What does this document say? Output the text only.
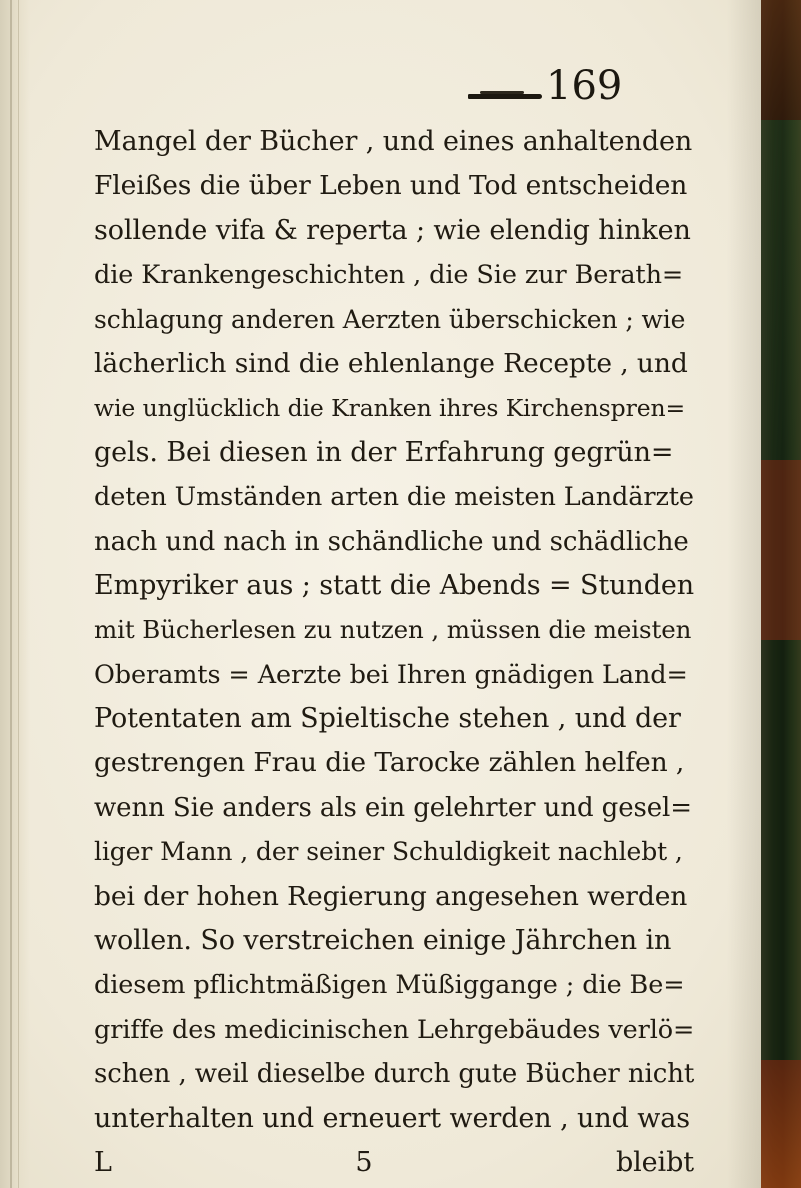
169
Mangel der Bücher , und eines anhaltenden
Fleißes die über Leben und Tod entscheiden
sollende vifa & reperta ; wie elendig hinken
die Krankengeschichten , die Sie zur Berath=
schlagung anderen Aerzten überschicken ; wie
lächerlich sind die ehlenlange Recepte , und
wie unglücklich die Kranken ihres Kirchenspren=
gels. Bei diesen in der Erfahrung gegrün=
deten Umständen arten die meisten Landärzte
nach und nach in schändliche und schädliche
Empyriker aus ; statt die Abends = Stunden
mit Bücherlesen zu nutzen , müssen die meisten
Oberamts = Aerzte bei Ihren gnädigen Land=
Potentaten am Spieltische stehen , und der
gestrengen Frau die Tarocke zählen helfen ,
wenn Sie anders als ein gelehrter und gesel=
liger Mann , der seiner Schuldigkeit nachlebt ,
bei der hohen Regierung angesehen werden
wollen. So verstreichen einige Jährchen in
diesem pflichtmäßigen Müßiggange ; die Be=
griffe des medicinischen Lehrgebäudes verlö=
schen , weil dieselbe durch gute Bücher nicht
unterhalten und erneuert werden , und was
L 5	bleibt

▸ **TASK DESCRIPTION**
Extract all lines from the data in which "meisten" is found.

▸ **SOLUTION TO THE EXERCISE**
deten Umständen arten die meisten Landärzte
mit Bücherlesen zu nutzen , müssen die meisten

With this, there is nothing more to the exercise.